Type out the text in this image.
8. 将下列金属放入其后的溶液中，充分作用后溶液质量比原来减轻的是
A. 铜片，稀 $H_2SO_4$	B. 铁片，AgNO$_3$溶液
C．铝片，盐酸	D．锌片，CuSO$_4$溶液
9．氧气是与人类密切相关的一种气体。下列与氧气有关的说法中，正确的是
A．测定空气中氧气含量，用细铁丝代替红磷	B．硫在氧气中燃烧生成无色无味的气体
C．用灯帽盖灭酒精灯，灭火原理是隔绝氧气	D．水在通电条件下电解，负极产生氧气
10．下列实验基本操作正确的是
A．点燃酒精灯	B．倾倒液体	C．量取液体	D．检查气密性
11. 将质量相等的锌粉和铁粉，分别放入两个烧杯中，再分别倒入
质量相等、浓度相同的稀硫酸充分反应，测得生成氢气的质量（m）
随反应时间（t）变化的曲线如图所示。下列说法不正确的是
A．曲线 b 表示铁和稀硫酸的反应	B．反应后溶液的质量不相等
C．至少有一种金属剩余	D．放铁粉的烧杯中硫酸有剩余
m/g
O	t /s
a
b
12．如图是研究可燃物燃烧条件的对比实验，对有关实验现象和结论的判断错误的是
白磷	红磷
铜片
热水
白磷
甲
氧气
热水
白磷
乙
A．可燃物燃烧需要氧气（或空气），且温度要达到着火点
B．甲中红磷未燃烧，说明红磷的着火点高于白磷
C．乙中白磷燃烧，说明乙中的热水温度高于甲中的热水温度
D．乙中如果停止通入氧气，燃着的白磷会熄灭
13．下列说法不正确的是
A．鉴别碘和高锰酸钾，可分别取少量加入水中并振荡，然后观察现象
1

→ Exercise
Please repeat all the records above exactly as they appear.

→ Full response
Type out the text in this image.
8. 将下列金属放入其后的溶液中，充分作用后溶液质量比原来减轻的是
A. 铜片，稀 $H_2SO_4$	B. 铁片，AgNO$_3$溶液
C．铝片，盐酸	D．锌片，CuSO$_4$溶液
9．氧气是与人类密切相关的一种气体。下列与氧气有关的说法中，正确的是
A．测定空气中氧气含量，用细铁丝代替红磷	B．硫在氧气中燃烧生成无色无味的气体
C．用灯帽盖灭酒精灯，灭火原理是隔绝氧气	D．水在通电条件下电解，负极产生氧气
10．下列实验基本操作正确的是
A．点燃酒精灯	B．倾倒液体	C．量取液体	D．检查气密性
11. 将质量相等的锌粉和铁粉，分别放入两个烧杯中，再分别倒入
质量相等、浓度相同的稀硫酸充分反应，测得生成氢气的质量（m）
随反应时间（t）变化的曲线如图所示。下列说法不正确的是
A．曲线 b 表示铁和稀硫酸的反应	B．反应后溶液的质量不相等
C．至少有一种金属剩余	D．放铁粉的烧杯中硫酸有剩余
m/g
O	t /s
a
b
12．如图是研究可燃物燃烧条件的对比实验，对有关实验现象和结论的判断错误的是
白磷	红磷
铜片
热水
白磷
甲
氧气
热水
白磷
乙
A．可燃物燃烧需要氧气（或空气），且温度要达到着火点
B．甲中红磷未燃烧，说明红磷的着火点高于白磷
C．乙中白磷燃烧，说明乙中的热水温度高于甲中的热水温度
D．乙中如果停止通入氧气，燃着的白磷会熄灭
13．下列说法不正确的是
A．鉴别碘和高锰酸钾，可分别取少量加入水中并振荡，然后观察现象
1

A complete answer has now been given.